## Instructions for the task:
Set out every line of the records below as a numbered list, skipping blank lines. Leave the pictures out of your answer.

## Dataset excerpts:
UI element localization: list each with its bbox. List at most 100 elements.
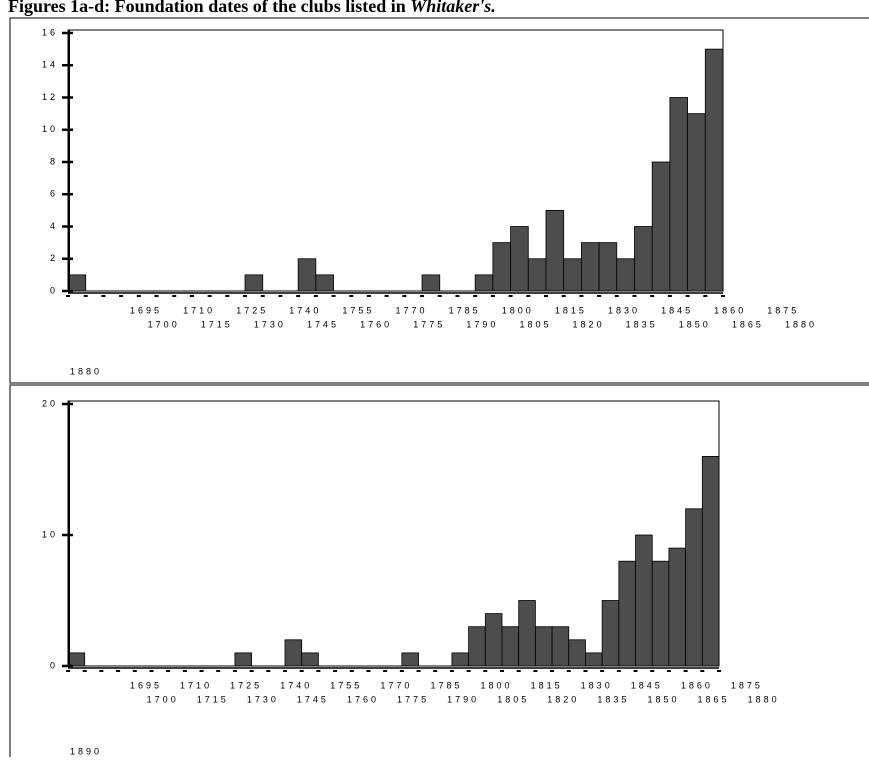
bar xyxy=(585,652,603,667)
y-tick-label: 14 xyxy=(42,60,58,70)
bar xyxy=(634,226,653,292)
x-tick-label: 1695 xyxy=(130,305,162,315)
x-tick-label: 1790 xyxy=(447,694,479,704)
x-tick-label: 1760 xyxy=(347,694,379,704)
x-tick-label: 1830 xyxy=(581,680,613,690)
frame xyxy=(9,17,869,384)
x-tick-label: 1860 xyxy=(714,305,746,315)
bar xyxy=(492,242,511,292)
bar xyxy=(284,639,303,667)
bar xyxy=(651,161,671,292)
bar xyxy=(484,613,503,667)
x-tick-label: 1820 xyxy=(573,319,605,329)
bar xyxy=(421,274,441,292)
x-tick-label: 1850 xyxy=(679,319,711,329)
plot-frame xyxy=(67,29,724,292)
bar xyxy=(67,652,86,667)
x-tick-label: 1835 xyxy=(626,319,658,329)
bar xyxy=(501,626,520,667)
x-tick-label: 1715 xyxy=(201,319,233,329)
bar xyxy=(551,626,570,667)
bar xyxy=(601,600,620,667)
bar xyxy=(635,534,653,667)
x-tick-label: 1710 xyxy=(180,680,212,690)
bar xyxy=(580,242,600,292)
bar xyxy=(474,274,494,292)
x-tick-label: 1830 xyxy=(608,305,640,315)
x-tick-label: 1725 xyxy=(230,680,262,690)
x-tick-label: 1805 xyxy=(519,319,551,329)
y-tick-label: 2 xyxy=(50,253,58,263)
bar xyxy=(651,560,670,667)
x-tick-label: 1835 xyxy=(597,694,629,704)
y-tick-label: 20 xyxy=(42,398,58,408)
x-tick-label: 1815 xyxy=(531,680,563,690)
x-tick-label: 1805 xyxy=(497,694,529,704)
x-tick-label: 1875 xyxy=(767,305,799,315)
bar xyxy=(510,226,529,292)
frame xyxy=(9,384,869,762)
x-tick-label: 1700 xyxy=(147,694,179,704)
bar xyxy=(534,626,553,667)
x-tick-label: 1880 xyxy=(785,319,817,329)
y-tick-label: 10 xyxy=(42,124,58,134)
x-tick-label: 1710 xyxy=(183,305,215,315)
footer-label: 1890 xyxy=(70,746,102,756)
x-tick-label: 1775 xyxy=(397,694,429,704)
x-tick-label: 1800 xyxy=(502,305,534,315)
x-tick-label: 1730 xyxy=(254,319,286,329)
x-tick-label: 1760 xyxy=(360,319,392,329)
x-tick-label: 1770 xyxy=(380,680,412,690)
y-tick-label: 12 xyxy=(42,92,58,102)
bar xyxy=(301,652,319,667)
bar xyxy=(704,48,724,292)
x-tick-label: 1715 xyxy=(197,694,229,704)
x-tick-label: 1850 xyxy=(647,694,679,704)
bar xyxy=(563,258,582,292)
x-tick-label: 1725 xyxy=(236,305,268,315)
x-tick-label: 1865 xyxy=(698,694,730,704)
x-tick-label: 1770 xyxy=(396,305,428,315)
x-tick-label: 1845 xyxy=(661,305,693,315)
x-tick-label: 1775 xyxy=(413,319,445,329)
x-tick-label: 1820 xyxy=(547,694,579,704)
bar xyxy=(527,258,547,292)
bar xyxy=(545,209,565,292)
bar xyxy=(568,639,586,667)
title-text: Figures 1a-d: Foundation dates of the cl… xyxy=(8,0,406,16)
bar xyxy=(687,113,706,292)
x-tick-label: 1695 xyxy=(130,680,162,690)
x-tick-label: 1785 xyxy=(430,680,462,690)
bar xyxy=(668,547,687,667)
x-tick-label: 1755 xyxy=(342,305,374,315)
x-tick-label: 1730 xyxy=(247,694,279,704)
y-tick-label: 10 xyxy=(42,529,58,539)
x-tick-label: 1865 xyxy=(732,319,764,329)
x-tick-label: 1845 xyxy=(631,680,663,690)
bar xyxy=(618,560,636,667)
y-tick-label: 6 xyxy=(50,189,58,199)
y-tick-label: 0 xyxy=(50,660,58,670)
x-tick-label: 1880 xyxy=(748,694,780,704)
x-tick-label: 1700 xyxy=(148,319,180,329)
x-tick-label: 1740 xyxy=(289,305,321,315)
bar xyxy=(701,455,720,667)
x-tick-label: 1755 xyxy=(330,680,362,690)
bar xyxy=(67,274,87,292)
footer-label: 1880 xyxy=(70,366,102,376)
x-tick-label: 1785 xyxy=(449,305,481,315)
bar xyxy=(401,652,419,667)
x-tick-label: 1815 xyxy=(555,305,587,315)
y-tick-label: 4 xyxy=(50,221,58,231)
bar xyxy=(685,508,703,667)
title-italic: Whitaker's. xyxy=(410,0,496,16)
bar xyxy=(244,274,264,292)
x-tick-label: 1745 xyxy=(297,694,329,704)
x-tick-label: 1740 xyxy=(280,680,312,690)
x-tick-label: 1800 xyxy=(481,680,513,690)
bar xyxy=(234,652,253,667)
x-tick-label: 1860 xyxy=(681,680,713,690)
bar xyxy=(669,97,688,292)
bar xyxy=(315,274,334,292)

## Response to the exercise:
1. UI element localization: list each with its bbox. List at most 100 elements.
2. bar xyxy=(585,652,603,667)
3. y-tick-label: 14 xyxy=(42,60,58,70)
4. bar xyxy=(634,226,653,292)
5. x-tick-label: 1695 xyxy=(130,305,162,315)
6. x-tick-label: 1790 xyxy=(447,694,479,704)
7. x-tick-label: 1760 xyxy=(347,694,379,704)
8. x-tick-label: 1830 xyxy=(581,680,613,690)
9. frame xyxy=(9,17,869,384)
10. x-tick-label: 1860 xyxy=(714,305,746,315)
11. bar xyxy=(492,242,511,292)
12. bar xyxy=(284,639,303,667)
13. bar xyxy=(651,161,671,292)
14. bar xyxy=(484,613,503,667)
15. x-tick-label: 1820 xyxy=(573,319,605,329)
16. bar xyxy=(421,274,441,292)
17. x-tick-label: 1850 xyxy=(679,319,711,329)
18. plot-frame xyxy=(67,29,724,292)
19. bar xyxy=(67,652,86,667)
20. x-tick-label: 1835 xyxy=(626,319,658,329)
21. bar xyxy=(501,626,520,667)
22. x-tick-label: 1715 xyxy=(201,319,233,329)
23. bar xyxy=(551,626,570,667)
24. bar xyxy=(601,600,620,667)
25. bar xyxy=(635,534,653,667)
26. x-tick-label: 1710 xyxy=(180,680,212,690)
27. bar xyxy=(580,242,600,292)
28. bar xyxy=(474,274,494,292)
29. x-tick-label: 1830 xyxy=(608,305,640,315)
30. x-tick-label: 1725 xyxy=(230,680,262,690)
31. x-tick-label: 1805 xyxy=(519,319,551,329)
32. y-tick-label: 2 xyxy=(50,253,58,263)
33. bar xyxy=(651,560,670,667)
34. x-tick-label: 1835 xyxy=(597,694,629,704)
35. y-tick-label: 20 xyxy=(42,398,58,408)
36. x-tick-label: 1815 xyxy=(531,680,563,690)
37. x-tick-label: 1805 xyxy=(497,694,529,704)
38. x-tick-label: 1875 xyxy=(767,305,799,315)
39. bar xyxy=(510,226,529,292)
40. frame xyxy=(9,384,869,762)
41. x-tick-label: 1700 xyxy=(147,694,179,704)
42. bar xyxy=(534,626,553,667)
43. x-tick-label: 1880 xyxy=(785,319,817,329)
44. y-tick-label: 10 xyxy=(42,124,58,134)
45. x-tick-label: 1710 xyxy=(183,305,215,315)
46. footer-label: 1890 xyxy=(70,746,102,756)
47. x-tick-label: 1775 xyxy=(397,694,429,704)
48. x-tick-label: 1800 xyxy=(502,305,534,315)
49. x-tick-label: 1730 xyxy=(254,319,286,329)
50. x-tick-label: 1760 xyxy=(360,319,392,329)
51. x-tick-label: 1770 xyxy=(380,680,412,690)
52. y-tick-label: 12 xyxy=(42,92,58,102)
53. bar xyxy=(301,652,319,667)
54. bar xyxy=(704,48,724,292)
55. x-tick-label: 1715 xyxy=(197,694,229,704)
56. x-tick-label: 1850 xyxy=(647,694,679,704)
57. bar xyxy=(563,258,582,292)
58. x-tick-label: 1725 xyxy=(236,305,268,315)
59. x-tick-label: 1865 xyxy=(698,694,730,704)
60. x-tick-label: 1770 xyxy=(396,305,428,315)
61. x-tick-label: 1845 xyxy=(661,305,693,315)
62. x-tick-label: 1775 xyxy=(413,319,445,329)
63. x-tick-label: 1820 xyxy=(547,694,579,704)
64. bar xyxy=(527,258,547,292)
65. bar xyxy=(545,209,565,292)
66. bar xyxy=(568,639,586,667)
67. title-text: Figures 1a-d: Foundation dates of the cl… xyxy=(8,0,406,16)
68. bar xyxy=(687,113,706,292)
69. x-tick-label: 1695 xyxy=(130,680,162,690)
70. x-tick-label: 1785 xyxy=(430,680,462,690)
71. bar xyxy=(668,547,687,667)
72. x-tick-label: 1755 xyxy=(342,305,374,315)
73. x-tick-label: 1730 xyxy=(247,694,279,704)
74. y-tick-label: 10 xyxy=(42,529,58,539)
75. x-tick-label: 1865 xyxy=(732,319,764,329)
76. x-tick-label: 1845 xyxy=(631,680,663,690)
77. bar xyxy=(618,560,636,667)
78. y-tick-label: 6 xyxy=(50,189,58,199)
79. y-tick-label: 0 xyxy=(50,660,58,670)
80. x-tick-label: 1880 xyxy=(748,694,780,704)
81. x-tick-label: 1700 xyxy=(148,319,180,329)
82. x-tick-label: 1740 xyxy=(289,305,321,315)
83. bar xyxy=(701,455,720,667)
84. x-tick-label: 1755 xyxy=(330,680,362,690)
85. bar xyxy=(67,274,87,292)
86. footer-label: 1880 xyxy=(70,366,102,376)
87. x-tick-label: 1785 xyxy=(449,305,481,315)
88. bar xyxy=(401,652,419,667)
89. x-tick-label: 1815 xyxy=(555,305,587,315)
90. y-tick-label: 4 xyxy=(50,221,58,231)
91. bar xyxy=(685,508,703,667)
92. title-italic: Whitaker's. xyxy=(410,0,496,16)
93. bar xyxy=(244,274,264,292)
94. x-tick-label: 1745 xyxy=(297,694,329,704)
95. x-tick-label: 1740 xyxy=(280,680,312,690)
96. x-tick-label: 1800 xyxy=(481,680,513,690)
97. bar xyxy=(234,652,253,667)
98. x-tick-label: 1860 xyxy=(681,680,713,690)
99. bar xyxy=(669,97,688,292)
100. bar xyxy=(315,274,334,292)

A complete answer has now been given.